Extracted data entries
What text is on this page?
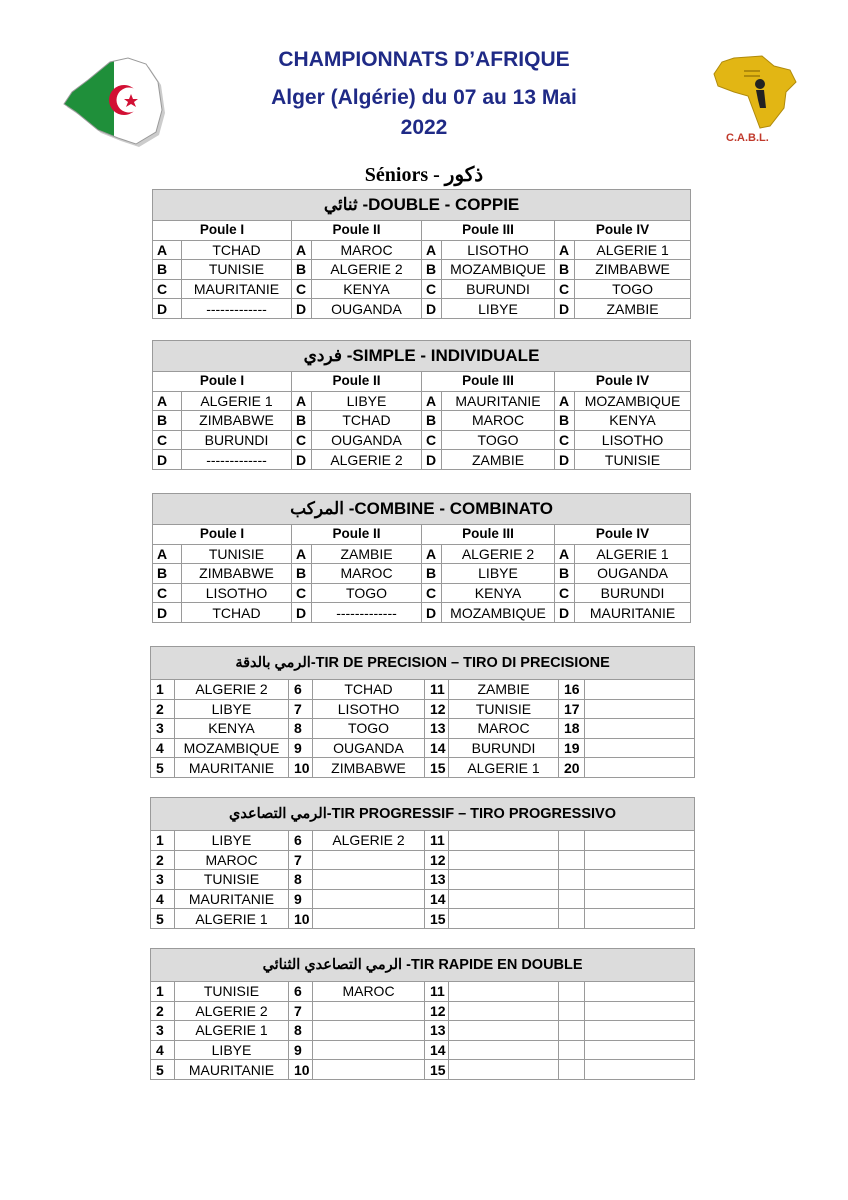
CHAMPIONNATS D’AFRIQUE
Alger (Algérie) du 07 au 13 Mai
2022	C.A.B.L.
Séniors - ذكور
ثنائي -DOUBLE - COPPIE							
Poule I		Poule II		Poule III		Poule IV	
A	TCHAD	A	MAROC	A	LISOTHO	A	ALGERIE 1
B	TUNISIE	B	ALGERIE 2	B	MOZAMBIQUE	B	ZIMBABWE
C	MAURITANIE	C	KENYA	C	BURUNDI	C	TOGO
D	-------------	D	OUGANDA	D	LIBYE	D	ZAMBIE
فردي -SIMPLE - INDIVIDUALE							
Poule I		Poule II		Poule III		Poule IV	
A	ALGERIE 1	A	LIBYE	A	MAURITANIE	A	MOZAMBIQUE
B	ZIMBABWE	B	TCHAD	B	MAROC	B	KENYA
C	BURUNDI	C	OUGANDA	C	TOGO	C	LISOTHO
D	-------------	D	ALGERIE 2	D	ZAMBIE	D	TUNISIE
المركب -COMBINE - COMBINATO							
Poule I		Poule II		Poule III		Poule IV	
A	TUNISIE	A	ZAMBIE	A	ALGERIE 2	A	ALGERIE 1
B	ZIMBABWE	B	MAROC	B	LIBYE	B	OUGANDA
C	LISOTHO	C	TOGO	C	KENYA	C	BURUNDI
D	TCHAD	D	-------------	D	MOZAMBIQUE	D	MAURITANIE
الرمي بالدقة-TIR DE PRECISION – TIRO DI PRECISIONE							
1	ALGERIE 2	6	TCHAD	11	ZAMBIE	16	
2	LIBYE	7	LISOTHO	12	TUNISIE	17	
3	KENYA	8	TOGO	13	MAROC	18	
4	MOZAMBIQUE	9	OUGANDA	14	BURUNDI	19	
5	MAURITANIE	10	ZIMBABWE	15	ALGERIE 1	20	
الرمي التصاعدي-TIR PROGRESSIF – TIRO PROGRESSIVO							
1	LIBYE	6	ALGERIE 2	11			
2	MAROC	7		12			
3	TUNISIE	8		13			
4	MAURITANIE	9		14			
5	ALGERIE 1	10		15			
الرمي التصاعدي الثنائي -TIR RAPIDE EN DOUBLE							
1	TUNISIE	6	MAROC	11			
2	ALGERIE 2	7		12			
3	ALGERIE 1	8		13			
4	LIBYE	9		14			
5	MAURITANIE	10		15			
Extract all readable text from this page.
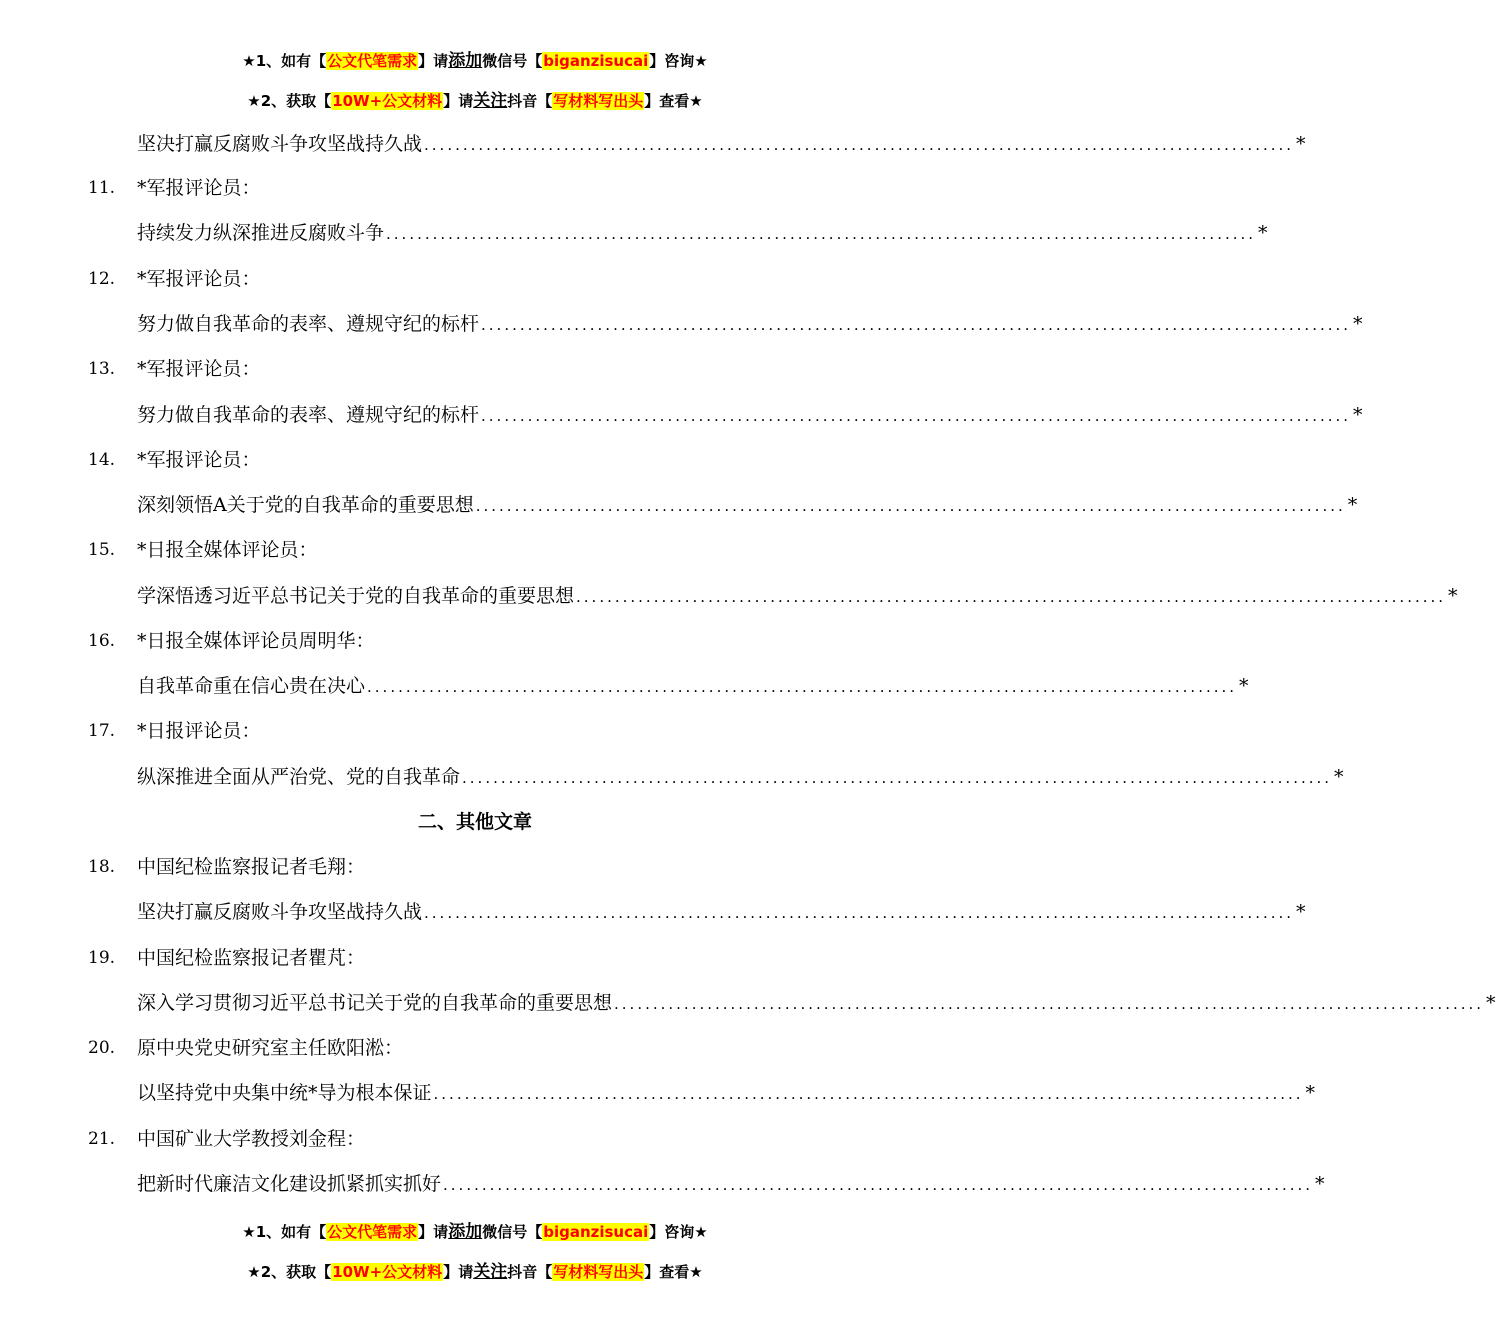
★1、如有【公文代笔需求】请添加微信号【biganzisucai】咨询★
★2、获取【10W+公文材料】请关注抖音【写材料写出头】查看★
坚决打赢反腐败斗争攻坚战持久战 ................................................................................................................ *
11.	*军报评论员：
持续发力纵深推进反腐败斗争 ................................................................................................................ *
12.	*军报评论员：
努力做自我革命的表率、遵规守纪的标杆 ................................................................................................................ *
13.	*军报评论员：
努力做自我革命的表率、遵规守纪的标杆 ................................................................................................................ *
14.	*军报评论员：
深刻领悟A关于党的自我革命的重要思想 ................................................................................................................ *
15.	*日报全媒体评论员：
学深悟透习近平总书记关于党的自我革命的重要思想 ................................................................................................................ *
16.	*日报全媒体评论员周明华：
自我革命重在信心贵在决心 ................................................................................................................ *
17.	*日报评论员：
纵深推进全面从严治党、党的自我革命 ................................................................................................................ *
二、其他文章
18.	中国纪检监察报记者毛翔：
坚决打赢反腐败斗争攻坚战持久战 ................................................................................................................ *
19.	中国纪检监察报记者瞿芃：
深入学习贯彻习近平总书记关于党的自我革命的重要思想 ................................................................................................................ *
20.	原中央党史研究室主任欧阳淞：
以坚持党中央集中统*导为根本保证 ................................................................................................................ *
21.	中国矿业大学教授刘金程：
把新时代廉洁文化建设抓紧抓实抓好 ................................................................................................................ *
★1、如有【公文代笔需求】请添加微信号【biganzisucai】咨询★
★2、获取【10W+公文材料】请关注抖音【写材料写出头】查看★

INSTRUCTIONS FOR THE TASK
Give again, unchanged, only the lines from the line containing "Extract all readable text from this page." to the last line of the records above. Pictures do not belong in the copy.

FULL OUTPUT
Extract all readable text from this page.
★1、如有【公文代笔需求】请添加微信号【biganzisucai】咨询★
★2、获取【10W+公文材料】请关注抖音【写材料写出头】查看★
坚决打赢反腐败斗争攻坚战持久战 ................................................................................................................ *
11.	*军报评论员：
持续发力纵深推进反腐败斗争 ................................................................................................................ *
12.	*军报评论员：
努力做自我革命的表率、遵规守纪的标杆 ................................................................................................................ *
13.	*军报评论员：
努力做自我革命的表率、遵规守纪的标杆 ................................................................................................................ *
14.	*军报评论员：
深刻领悟A关于党的自我革命的重要思想 ................................................................................................................ *
15.	*日报全媒体评论员：
学深悟透习近平总书记关于党的自我革命的重要思想 ................................................................................................................ *
16.	*日报全媒体评论员周明华：
自我革命重在信心贵在决心 ................................................................................................................ *
17.	*日报评论员：
纵深推进全面从严治党、党的自我革命 ................................................................................................................ *
二、其他文章
18.	中国纪检监察报记者毛翔：
坚决打赢反腐败斗争攻坚战持久战 ................................................................................................................ *
19.	中国纪检监察报记者瞿芃：
深入学习贯彻习近平总书记关于党的自我革命的重要思想 ................................................................................................................ *
20.	原中央党史研究室主任欧阳淞：
以坚持党中央集中统*导为根本保证 ................................................................................................................ *
21.	中国矿业大学教授刘金程：
把新时代廉洁文化建设抓紧抓实抓好 ................................................................................................................ *
★1、如有【公文代笔需求】请添加微信号【biganzisucai】咨询★
★2、获取【10W+公文材料】请关注抖音【写材料写出头】查看★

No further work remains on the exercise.